### Dataset items
___

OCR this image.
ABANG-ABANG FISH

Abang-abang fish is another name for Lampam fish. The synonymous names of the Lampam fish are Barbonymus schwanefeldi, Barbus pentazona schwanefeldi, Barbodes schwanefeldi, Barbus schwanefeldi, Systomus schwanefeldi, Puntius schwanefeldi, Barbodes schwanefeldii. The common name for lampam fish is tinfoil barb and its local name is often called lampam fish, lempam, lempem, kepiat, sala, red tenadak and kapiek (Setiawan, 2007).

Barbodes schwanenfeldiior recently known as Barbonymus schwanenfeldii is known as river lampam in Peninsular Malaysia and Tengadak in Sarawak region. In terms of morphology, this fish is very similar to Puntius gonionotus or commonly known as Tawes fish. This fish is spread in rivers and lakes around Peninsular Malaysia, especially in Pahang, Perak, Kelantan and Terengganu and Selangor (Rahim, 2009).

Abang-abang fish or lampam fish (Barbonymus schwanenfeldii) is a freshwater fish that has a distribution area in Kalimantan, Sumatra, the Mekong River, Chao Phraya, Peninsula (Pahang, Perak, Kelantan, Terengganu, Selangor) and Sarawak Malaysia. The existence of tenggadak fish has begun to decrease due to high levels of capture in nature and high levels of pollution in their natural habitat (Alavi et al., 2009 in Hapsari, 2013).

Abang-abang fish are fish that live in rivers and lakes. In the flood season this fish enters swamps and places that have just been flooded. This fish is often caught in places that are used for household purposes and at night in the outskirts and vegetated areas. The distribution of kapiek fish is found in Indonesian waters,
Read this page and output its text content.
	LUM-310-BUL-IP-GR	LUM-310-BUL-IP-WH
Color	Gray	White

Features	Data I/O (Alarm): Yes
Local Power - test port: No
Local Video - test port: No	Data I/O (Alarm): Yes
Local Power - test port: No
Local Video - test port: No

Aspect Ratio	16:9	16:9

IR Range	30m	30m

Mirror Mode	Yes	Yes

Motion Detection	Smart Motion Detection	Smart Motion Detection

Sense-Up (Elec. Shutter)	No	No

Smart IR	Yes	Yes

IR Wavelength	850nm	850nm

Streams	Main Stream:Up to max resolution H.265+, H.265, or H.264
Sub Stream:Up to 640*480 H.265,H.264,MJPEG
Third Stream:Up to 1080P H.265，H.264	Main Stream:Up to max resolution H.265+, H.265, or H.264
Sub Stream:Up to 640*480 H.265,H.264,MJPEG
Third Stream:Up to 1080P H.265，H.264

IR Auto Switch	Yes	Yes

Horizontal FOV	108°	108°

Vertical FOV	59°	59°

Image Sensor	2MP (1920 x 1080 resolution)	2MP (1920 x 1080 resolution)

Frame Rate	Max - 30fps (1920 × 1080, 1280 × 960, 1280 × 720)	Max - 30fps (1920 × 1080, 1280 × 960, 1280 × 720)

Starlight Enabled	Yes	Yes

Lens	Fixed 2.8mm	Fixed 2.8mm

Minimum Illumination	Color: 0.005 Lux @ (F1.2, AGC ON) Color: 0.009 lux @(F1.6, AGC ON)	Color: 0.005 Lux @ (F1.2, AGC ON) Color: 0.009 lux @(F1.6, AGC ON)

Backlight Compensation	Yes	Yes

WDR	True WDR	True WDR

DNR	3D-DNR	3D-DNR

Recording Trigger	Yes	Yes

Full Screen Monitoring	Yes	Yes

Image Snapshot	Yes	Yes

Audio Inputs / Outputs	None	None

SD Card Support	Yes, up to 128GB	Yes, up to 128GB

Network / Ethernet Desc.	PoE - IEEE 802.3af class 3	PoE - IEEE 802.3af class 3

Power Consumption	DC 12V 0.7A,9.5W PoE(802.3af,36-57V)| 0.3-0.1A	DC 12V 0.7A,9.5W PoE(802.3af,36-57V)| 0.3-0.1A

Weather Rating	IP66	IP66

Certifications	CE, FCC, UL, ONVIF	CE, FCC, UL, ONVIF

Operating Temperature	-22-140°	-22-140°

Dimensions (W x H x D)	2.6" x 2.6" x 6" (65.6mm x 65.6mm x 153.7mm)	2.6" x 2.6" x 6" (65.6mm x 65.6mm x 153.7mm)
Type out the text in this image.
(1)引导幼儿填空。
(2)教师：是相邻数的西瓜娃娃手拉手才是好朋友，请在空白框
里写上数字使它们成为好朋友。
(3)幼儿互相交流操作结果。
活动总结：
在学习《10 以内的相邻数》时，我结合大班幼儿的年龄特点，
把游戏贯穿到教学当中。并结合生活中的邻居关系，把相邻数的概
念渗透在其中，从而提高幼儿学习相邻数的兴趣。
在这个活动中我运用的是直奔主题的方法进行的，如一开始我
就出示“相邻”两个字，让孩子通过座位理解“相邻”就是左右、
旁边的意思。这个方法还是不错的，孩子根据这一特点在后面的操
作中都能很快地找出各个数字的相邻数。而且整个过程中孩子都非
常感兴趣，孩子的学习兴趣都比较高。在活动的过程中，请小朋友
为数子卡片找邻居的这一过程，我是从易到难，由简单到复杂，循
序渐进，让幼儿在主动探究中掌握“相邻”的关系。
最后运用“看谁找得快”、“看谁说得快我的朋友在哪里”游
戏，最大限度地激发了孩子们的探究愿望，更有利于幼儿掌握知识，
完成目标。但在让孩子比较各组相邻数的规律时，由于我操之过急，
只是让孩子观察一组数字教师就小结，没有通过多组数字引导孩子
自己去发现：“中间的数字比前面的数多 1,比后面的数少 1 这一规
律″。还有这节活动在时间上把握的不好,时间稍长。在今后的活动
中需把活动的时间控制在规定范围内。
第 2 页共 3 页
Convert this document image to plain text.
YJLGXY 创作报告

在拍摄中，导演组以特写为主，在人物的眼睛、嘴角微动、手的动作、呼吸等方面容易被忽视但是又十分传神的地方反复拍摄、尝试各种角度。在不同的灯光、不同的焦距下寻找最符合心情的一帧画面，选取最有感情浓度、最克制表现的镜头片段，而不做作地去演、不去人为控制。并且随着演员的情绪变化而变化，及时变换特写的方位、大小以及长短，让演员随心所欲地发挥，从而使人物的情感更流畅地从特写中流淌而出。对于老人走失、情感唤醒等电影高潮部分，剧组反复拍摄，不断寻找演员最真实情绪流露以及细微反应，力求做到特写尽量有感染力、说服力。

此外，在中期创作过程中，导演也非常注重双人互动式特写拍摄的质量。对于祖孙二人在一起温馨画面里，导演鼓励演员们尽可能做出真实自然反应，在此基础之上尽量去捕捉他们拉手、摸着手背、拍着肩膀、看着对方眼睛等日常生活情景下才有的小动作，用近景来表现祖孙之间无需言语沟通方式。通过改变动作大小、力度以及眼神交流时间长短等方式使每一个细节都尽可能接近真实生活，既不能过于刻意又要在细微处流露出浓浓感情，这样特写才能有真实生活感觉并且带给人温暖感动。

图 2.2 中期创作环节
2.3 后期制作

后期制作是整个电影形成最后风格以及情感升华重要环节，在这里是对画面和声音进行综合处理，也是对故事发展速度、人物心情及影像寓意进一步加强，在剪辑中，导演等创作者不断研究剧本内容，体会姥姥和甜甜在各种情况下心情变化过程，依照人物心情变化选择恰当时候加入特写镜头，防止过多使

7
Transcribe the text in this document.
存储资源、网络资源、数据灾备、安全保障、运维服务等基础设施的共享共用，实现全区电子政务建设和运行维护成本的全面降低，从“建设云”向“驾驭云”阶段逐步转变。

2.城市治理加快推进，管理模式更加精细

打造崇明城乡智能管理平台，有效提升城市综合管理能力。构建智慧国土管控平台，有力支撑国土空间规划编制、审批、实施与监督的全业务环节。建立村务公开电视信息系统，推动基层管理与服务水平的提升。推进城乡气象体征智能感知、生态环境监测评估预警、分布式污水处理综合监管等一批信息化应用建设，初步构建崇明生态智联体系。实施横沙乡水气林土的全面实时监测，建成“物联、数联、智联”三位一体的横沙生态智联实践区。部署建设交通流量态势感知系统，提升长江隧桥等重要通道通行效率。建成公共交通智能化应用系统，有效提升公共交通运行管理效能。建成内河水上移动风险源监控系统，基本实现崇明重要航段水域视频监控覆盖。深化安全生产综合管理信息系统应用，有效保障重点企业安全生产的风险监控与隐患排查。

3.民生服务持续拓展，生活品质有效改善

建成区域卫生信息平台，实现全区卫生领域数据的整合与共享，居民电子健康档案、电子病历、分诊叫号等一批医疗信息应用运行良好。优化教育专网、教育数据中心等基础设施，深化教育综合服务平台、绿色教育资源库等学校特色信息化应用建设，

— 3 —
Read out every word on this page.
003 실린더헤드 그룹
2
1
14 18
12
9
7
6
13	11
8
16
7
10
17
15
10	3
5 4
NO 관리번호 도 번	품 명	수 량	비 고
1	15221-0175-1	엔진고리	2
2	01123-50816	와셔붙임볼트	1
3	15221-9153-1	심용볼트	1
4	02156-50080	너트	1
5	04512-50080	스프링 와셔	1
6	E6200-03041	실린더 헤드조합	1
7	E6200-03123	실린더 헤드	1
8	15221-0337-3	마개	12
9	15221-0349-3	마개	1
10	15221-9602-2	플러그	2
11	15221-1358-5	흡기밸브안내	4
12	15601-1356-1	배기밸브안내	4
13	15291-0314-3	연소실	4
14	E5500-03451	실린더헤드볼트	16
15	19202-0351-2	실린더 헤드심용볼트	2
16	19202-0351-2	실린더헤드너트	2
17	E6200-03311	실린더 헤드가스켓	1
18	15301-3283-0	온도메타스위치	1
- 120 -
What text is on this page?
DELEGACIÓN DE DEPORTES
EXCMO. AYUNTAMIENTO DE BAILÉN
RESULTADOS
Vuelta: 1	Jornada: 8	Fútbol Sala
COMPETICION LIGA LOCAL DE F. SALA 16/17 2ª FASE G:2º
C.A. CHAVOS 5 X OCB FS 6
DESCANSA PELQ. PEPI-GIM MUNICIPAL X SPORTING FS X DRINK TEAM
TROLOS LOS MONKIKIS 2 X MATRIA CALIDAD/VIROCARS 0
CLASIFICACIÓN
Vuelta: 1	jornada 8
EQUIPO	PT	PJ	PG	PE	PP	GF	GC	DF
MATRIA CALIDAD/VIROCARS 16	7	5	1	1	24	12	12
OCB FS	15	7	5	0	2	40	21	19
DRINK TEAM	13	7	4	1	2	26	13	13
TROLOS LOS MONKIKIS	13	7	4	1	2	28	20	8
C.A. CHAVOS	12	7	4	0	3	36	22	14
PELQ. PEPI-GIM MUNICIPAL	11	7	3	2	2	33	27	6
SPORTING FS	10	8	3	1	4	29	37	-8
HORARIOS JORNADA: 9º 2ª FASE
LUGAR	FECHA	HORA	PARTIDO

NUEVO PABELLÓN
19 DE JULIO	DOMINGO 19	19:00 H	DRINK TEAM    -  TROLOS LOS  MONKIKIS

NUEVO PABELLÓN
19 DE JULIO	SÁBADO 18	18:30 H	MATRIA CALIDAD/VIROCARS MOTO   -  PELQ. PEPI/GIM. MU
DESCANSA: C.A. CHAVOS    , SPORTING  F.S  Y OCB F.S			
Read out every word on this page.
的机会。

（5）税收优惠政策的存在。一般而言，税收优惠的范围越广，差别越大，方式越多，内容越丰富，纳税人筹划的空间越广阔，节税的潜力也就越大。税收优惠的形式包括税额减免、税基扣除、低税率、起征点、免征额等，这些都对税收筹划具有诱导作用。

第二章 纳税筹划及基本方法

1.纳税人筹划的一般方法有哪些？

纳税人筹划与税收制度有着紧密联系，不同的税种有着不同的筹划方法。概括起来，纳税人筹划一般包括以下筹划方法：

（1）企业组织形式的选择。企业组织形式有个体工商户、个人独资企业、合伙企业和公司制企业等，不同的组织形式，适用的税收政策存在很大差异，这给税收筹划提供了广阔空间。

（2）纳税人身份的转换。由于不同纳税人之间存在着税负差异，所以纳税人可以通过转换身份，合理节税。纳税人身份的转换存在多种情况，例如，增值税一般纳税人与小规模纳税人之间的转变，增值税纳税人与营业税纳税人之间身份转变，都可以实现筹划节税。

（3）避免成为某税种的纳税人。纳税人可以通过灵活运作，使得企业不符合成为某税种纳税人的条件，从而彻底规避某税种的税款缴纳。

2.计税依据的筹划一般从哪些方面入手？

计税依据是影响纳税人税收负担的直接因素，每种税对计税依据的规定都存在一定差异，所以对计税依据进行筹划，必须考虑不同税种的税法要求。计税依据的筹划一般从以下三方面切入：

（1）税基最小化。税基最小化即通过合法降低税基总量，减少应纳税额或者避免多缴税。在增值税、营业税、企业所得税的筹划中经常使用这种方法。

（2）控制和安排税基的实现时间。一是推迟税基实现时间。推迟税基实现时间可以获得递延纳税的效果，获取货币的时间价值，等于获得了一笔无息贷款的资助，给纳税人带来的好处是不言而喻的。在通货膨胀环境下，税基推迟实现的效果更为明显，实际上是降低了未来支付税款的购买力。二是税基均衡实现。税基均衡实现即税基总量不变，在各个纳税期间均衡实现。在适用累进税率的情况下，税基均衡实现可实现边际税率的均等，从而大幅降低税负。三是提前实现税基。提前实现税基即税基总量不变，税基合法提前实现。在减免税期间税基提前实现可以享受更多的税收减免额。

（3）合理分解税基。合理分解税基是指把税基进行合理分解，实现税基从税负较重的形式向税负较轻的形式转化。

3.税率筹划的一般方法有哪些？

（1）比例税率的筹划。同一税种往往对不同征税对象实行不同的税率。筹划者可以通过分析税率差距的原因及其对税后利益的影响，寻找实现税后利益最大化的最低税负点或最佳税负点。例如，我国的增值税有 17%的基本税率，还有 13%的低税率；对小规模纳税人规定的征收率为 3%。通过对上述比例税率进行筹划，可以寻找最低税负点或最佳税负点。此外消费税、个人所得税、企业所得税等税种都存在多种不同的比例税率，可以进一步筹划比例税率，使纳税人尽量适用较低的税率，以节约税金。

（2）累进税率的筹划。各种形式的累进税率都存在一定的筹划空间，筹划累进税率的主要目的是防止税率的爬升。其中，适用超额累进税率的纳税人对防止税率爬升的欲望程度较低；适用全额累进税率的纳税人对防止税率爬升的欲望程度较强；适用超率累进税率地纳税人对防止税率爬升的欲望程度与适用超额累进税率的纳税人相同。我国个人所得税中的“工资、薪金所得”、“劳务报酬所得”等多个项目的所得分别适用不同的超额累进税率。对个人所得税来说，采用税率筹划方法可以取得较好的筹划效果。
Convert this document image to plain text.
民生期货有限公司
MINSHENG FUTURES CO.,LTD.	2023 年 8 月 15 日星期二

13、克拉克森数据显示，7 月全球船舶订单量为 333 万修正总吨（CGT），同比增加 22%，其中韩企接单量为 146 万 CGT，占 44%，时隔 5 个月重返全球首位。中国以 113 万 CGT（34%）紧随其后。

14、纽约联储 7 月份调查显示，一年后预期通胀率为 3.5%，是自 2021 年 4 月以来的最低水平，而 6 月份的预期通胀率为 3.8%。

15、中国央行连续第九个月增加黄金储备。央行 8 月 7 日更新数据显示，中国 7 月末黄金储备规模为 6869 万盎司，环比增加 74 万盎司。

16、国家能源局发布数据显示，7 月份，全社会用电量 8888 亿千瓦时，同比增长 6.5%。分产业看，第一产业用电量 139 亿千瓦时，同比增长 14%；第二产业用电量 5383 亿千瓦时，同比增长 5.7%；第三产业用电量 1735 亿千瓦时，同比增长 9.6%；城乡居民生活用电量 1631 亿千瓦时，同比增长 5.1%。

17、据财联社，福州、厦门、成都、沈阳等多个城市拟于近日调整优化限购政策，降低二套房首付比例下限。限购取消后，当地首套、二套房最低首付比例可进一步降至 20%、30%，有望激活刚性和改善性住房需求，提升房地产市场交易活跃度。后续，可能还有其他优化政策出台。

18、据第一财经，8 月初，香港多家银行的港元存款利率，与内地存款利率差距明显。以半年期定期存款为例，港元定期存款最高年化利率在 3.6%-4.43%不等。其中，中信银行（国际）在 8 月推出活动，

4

___

### REQUIRED TASK
Copy every line in the entries above that has the string "Terengganu" in it.

### OUTPUT OF THE EXERCISE
Barbodes schwanenfeldiior recently known as Barbonymus schwanenfeldii is known as river lampam in Peninsular Malaysia and Tengadak in Sarawak region. In terms of morphology, this fish is very similar to Puntius gonionotus or commonly known as Tawes fish. This fish is spread in rivers and lakes around Peninsular Malaysia, especially in Pahang, Perak, Kelantan and Terengganu and Selangor (Rahim, 2009).
Abang-abang fish or lampam fish (Barbonymus schwanenfeldii) is a freshwater fish that has a distribution area in Kalimantan, Sumatra, the Mekong River, Chao Phraya, Peninsula (Pahang, Perak, Kelantan, Terengganu, Selangor) and Sarawak Malaysia. The existence of tenggadak fish has begun to decrease due to high levels of capture in nature and high levels of pollution in their natural habitat (Alavi et al., 2009 in Hapsari, 2013).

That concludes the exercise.